■ Given exercise: Reproduce all entries precisely, down to the last character.

■ Records shown:
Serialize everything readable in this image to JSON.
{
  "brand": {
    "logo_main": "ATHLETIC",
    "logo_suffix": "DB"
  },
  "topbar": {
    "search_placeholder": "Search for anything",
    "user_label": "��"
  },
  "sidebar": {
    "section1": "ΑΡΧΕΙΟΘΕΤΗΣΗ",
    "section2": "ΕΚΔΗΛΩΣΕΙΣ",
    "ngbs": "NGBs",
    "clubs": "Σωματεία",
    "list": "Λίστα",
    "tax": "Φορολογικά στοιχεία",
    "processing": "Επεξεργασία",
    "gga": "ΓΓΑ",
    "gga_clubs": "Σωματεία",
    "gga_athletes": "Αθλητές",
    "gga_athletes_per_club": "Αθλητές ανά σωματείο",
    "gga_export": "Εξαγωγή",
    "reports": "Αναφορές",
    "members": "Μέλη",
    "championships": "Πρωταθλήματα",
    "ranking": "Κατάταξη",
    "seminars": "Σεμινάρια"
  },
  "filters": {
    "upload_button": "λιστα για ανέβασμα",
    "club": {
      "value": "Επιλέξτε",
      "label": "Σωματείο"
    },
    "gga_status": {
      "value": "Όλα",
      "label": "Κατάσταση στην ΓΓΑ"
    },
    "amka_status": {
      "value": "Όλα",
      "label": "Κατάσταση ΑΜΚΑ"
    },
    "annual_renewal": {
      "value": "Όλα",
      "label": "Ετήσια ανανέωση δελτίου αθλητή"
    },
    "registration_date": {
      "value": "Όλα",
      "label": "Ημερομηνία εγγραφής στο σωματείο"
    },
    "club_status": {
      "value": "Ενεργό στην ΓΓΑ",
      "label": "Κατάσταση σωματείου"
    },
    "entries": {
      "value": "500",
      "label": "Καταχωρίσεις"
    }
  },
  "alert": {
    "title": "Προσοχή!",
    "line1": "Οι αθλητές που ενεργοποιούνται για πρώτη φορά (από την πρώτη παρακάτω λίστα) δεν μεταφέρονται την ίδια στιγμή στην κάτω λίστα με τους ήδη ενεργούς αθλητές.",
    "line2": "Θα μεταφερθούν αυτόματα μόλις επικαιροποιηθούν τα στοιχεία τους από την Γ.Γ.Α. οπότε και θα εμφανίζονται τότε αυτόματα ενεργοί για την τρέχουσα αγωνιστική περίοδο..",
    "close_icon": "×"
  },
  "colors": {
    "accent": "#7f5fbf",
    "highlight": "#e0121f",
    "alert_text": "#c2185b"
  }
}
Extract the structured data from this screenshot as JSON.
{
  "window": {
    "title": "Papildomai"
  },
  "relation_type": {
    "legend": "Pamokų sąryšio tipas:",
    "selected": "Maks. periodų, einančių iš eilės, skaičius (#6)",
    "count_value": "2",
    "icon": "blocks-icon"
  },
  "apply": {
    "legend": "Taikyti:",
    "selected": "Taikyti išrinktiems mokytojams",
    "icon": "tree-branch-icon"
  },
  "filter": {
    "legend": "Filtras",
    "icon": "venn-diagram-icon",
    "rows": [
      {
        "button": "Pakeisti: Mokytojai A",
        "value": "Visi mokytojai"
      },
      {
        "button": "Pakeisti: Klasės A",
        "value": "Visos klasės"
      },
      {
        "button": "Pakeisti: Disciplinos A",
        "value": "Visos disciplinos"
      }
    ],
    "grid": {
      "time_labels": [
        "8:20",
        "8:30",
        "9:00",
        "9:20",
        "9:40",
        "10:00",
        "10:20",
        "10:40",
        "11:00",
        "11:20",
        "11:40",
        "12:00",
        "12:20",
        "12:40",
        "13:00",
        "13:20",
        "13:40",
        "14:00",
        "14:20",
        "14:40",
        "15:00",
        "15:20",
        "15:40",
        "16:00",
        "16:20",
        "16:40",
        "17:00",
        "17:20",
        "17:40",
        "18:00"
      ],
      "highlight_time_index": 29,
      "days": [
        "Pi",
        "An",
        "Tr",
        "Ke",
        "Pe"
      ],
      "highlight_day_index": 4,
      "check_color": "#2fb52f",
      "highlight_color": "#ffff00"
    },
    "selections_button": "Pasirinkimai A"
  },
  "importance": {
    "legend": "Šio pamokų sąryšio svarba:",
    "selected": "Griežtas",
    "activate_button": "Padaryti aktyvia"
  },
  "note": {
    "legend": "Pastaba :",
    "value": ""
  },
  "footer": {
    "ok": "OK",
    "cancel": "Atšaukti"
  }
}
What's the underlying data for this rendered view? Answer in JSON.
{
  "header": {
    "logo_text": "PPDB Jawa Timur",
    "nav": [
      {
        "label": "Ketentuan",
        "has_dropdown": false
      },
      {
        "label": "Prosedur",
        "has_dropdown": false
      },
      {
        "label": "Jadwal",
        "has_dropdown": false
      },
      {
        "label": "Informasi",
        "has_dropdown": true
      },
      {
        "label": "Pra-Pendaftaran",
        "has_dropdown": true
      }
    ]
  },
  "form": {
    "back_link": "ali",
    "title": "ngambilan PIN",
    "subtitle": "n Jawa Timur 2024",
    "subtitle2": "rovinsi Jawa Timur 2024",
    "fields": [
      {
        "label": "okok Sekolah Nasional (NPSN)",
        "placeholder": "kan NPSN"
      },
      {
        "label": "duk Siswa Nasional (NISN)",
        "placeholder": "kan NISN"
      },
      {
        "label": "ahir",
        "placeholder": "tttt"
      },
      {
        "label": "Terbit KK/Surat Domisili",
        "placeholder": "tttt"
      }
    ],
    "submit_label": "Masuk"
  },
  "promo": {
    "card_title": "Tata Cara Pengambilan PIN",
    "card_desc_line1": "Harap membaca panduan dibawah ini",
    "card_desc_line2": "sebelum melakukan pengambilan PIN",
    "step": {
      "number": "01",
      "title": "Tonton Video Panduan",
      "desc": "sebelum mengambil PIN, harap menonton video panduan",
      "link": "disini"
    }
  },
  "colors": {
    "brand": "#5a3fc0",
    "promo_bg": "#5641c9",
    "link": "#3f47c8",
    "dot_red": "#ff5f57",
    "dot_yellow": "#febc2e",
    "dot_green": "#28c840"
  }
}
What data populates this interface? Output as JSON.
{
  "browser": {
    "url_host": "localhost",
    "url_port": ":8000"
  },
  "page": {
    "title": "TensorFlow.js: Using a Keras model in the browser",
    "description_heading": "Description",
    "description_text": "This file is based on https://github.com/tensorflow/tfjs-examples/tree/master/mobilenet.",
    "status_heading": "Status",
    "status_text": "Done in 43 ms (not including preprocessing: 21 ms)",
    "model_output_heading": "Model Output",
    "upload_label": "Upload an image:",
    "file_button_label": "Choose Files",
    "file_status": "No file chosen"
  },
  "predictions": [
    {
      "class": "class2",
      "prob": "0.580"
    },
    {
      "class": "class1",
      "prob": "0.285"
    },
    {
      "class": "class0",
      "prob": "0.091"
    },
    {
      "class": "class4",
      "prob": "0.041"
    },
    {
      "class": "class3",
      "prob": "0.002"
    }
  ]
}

■ Response for this exercise:
Serialize everything readable in this image to JSON.
{
  "brand": {
    "logo_main": "ATHLETIC",
    "logo_suffix": "DB"
  },
  "topbar": {
    "search_placeholder": "Search for anything",
    "user_label": "��"
  },
  "sidebar": {
    "section1": "ΑΡΧΕΙΟΘΕΤΗΣΗ",
    "section2": "ΕΚΔΗΛΩΣΕΙΣ",
    "ngbs": "NGBs",
    "clubs": "Σωματεία",
    "list": "Λίστα",
    "tax": "Φορολογικά στοιχεία",
    "processing": "Επεξεργασία",
    "gga": "ΓΓΑ",
    "gga_clubs": "Σωματεία",
    "gga_athletes": "Αθλητές",
    "gga_athletes_per_club": "Αθλητές ανά σωματείο",
    "gga_export": "Εξαγωγή",
    "reports": "Αναφορές",
    "members": "Μέλη",
    "championships": "Πρωταθλήματα",
    "ranking": "Κατάταξη",
    "seminars": "Σεμινάρια"
  },
  "filters": {
    "upload_button": "λιστα για ανέβασμα",
    "club": {
      "value": "Επιλέξτε",
      "label": "Σωματείο"
    },
    "gga_status": {
      "value": "Όλα",
      "label": "Κατάσταση στην ΓΓΑ"
    },
    "amka_status": {
      "value": "Όλα",
      "label": "Κατάσταση ΑΜΚΑ"
    },
    "annual_renewal": {
      "value": "Όλα",
      "label": "Ετήσια ανανέωση δελτίου αθλητή"
    },
    "registration_date": {
      "value": "Όλα",
      "label": "Ημερομηνία εγγραφής στο σωματείο"
    },
    "club_status": {
      "value": "Ενεργό στην ΓΓΑ",
      "label": "Κατάσταση σωματείου"
    },
    "entries": {
      "value": "500",
      "label": "Καταχωρίσεις"
    }
  },
  "alert": {
    "title": "Προσοχή!",
    "line1": "Οι αθλητές που ενεργοποιούνται για πρώτη φορά (από την πρώτη παρακάτω λίστα) δεν μεταφέρονται την ίδια στιγμή στην κάτω λίστα με τους ήδη ενεργούς αθλητές.",
    "line2": "Θα μεταφερθούν αυτόματα μόλις επικαιροποιηθούν τα στοιχεία τους από την Γ.Γ.Α. οπότε και θα εμφανίζονται τότε αυτόματα ενεργοί για την τρέχουσα αγωνιστική περίοδο..",
    "close_icon": "×"
  },
  "colors": {
    "accent": "#7f5fbf",
    "highlight": "#e0121f",
    "alert_text": "#c2185b"
  }
}
Extract the structured data from this screenshot as JSON.
{
  "window": {
    "title": "Papildomai"
  },
  "relation_type": {
    "legend": "Pamokų sąryšio tipas:",
    "selected": "Maks. periodų, einančių iš eilės, skaičius (#6)",
    "count_value": "2",
    "icon": "blocks-icon"
  },
  "apply": {
    "legend": "Taikyti:",
    "selected": "Taikyti išrinktiems mokytojams",
    "icon": "tree-branch-icon"
  },
  "filter": {
    "legend": "Filtras",
    "icon": "venn-diagram-icon",
    "rows": [
      {
        "button": "Pakeisti: Mokytojai A",
        "value": "Visi mokytojai"
      },
      {
        "button": "Pakeisti: Klasės A",
        "value": "Visos klasės"
      },
      {
        "button": "Pakeisti: Disciplinos A",
        "value": "Visos disciplinos"
      }
    ],
    "grid": {
      "time_labels": [
        "8:20",
        "8:30",
        "9:00",
        "9:20",
        "9:40",
        "10:00",
        "10:20",
        "10:40",
        "11:00",
        "11:20",
        "11:40",
        "12:00",
        "12:20",
        "12:40",
        "13:00",
        "13:20",
        "13:40",
        "14:00",
        "14:20",
        "14:40",
        "15:00",
        "15:20",
        "15:40",
        "16:00",
        "16:20",
        "16:40",
        "17:00",
        "17:20",
        "17:40",
        "18:00"
      ],
      "highlight_time_index": 29,
      "days": [
        "Pi",
        "An",
        "Tr",
        "Ke",
        "Pe"
      ],
      "highlight_day_index": 4,
      "check_color": "#2fb52f",
      "highlight_color": "#ffff00"
    },
    "selections_button": "Pasirinkimai A"
  },
  "importance": {
    "legend": "Šio pamokų sąryšio svarba:",
    "selected": "Griežtas",
    "activate_button": "Padaryti aktyvia"
  },
  "note": {
    "legend": "Pastaba :",
    "value": ""
  },
  "footer": {
    "ok": "OK",
    "cancel": "Atšaukti"
  }
}
What's the underlying data for this rendered view? Answer in JSON.
{
  "header": {
    "logo_text": "PPDB Jawa Timur",
    "nav": [
      {
        "label": "Ketentuan",
        "has_dropdown": false
      },
      {
        "label": "Prosedur",
        "has_dropdown": false
      },
      {
        "label": "Jadwal",
        "has_dropdown": false
      },
      {
        "label": "Informasi",
        "has_dropdown": true
      },
      {
        "label": "Pra-Pendaftaran",
        "has_dropdown": true
      }
    ]
  },
  "form": {
    "back_link": "ali",
    "title": "ngambilan PIN",
    "subtitle": "n Jawa Timur 2024",
    "subtitle2": "rovinsi Jawa Timur 2024",
    "fields": [
      {
        "label": "okok Sekolah Nasional (NPSN)",
        "placeholder": "kan NPSN"
      },
      {
        "label": "duk Siswa Nasional (NISN)",
        "placeholder": "kan NISN"
      },
      {
        "label": "ahir",
        "placeholder": "tttt"
      },
      {
        "label": "Terbit KK/Surat Domisili",
        "placeholder": "tttt"
      }
    ],
    "submit_label": "Masuk"
  },
  "promo": {
    "card_title": "Tata Cara Pengambilan PIN",
    "card_desc_line1": "Harap membaca panduan dibawah ini",
    "card_desc_line2": "sebelum melakukan pengambilan PIN",
    "step": {
      "number": "01",
      "title": "Tonton Video Panduan",
      "desc": "sebelum mengambil PIN, harap menonton video panduan",
      "link": "disini"
    }
  },
  "colors": {
    "brand": "#5a3fc0",
    "promo_bg": "#5641c9",
    "link": "#3f47c8",
    "dot_red": "#ff5f57",
    "dot_yellow": "#febc2e",
    "dot_green": "#28c840"
  }
}
What data populates this interface? Output as JSON.
{
  "browser": {
    "url_host": "localhost",
    "url_port": ":8000"
  },
  "page": {
    "title": "TensorFlow.js: Using a Keras model in the browser",
    "description_heading": "Description",
    "description_text": "This file is based on https://github.com/tensorflow/tfjs-examples/tree/master/mobilenet.",
    "status_heading": "Status",
    "status_text": "Done in 43 ms (not including preprocessing: 21 ms)",
    "model_output_heading": "Model Output",
    "upload_label": "Upload an image:",
    "file_button_label": "Choose Files",
    "file_status": "No file chosen"
  },
  "predictions": [
    {
      "class": "class2",
      "prob": "0.580"
    },
    {
      "class": "class1",
      "prob": "0.285"
    },
    {
      "class": "class0",
      "prob": "0.091"
    },
    {
      "class": "class4",
      "prob": "0.041"
    },
    {
      "class": "class3",
      "prob": "0.002"
    }
  ]
}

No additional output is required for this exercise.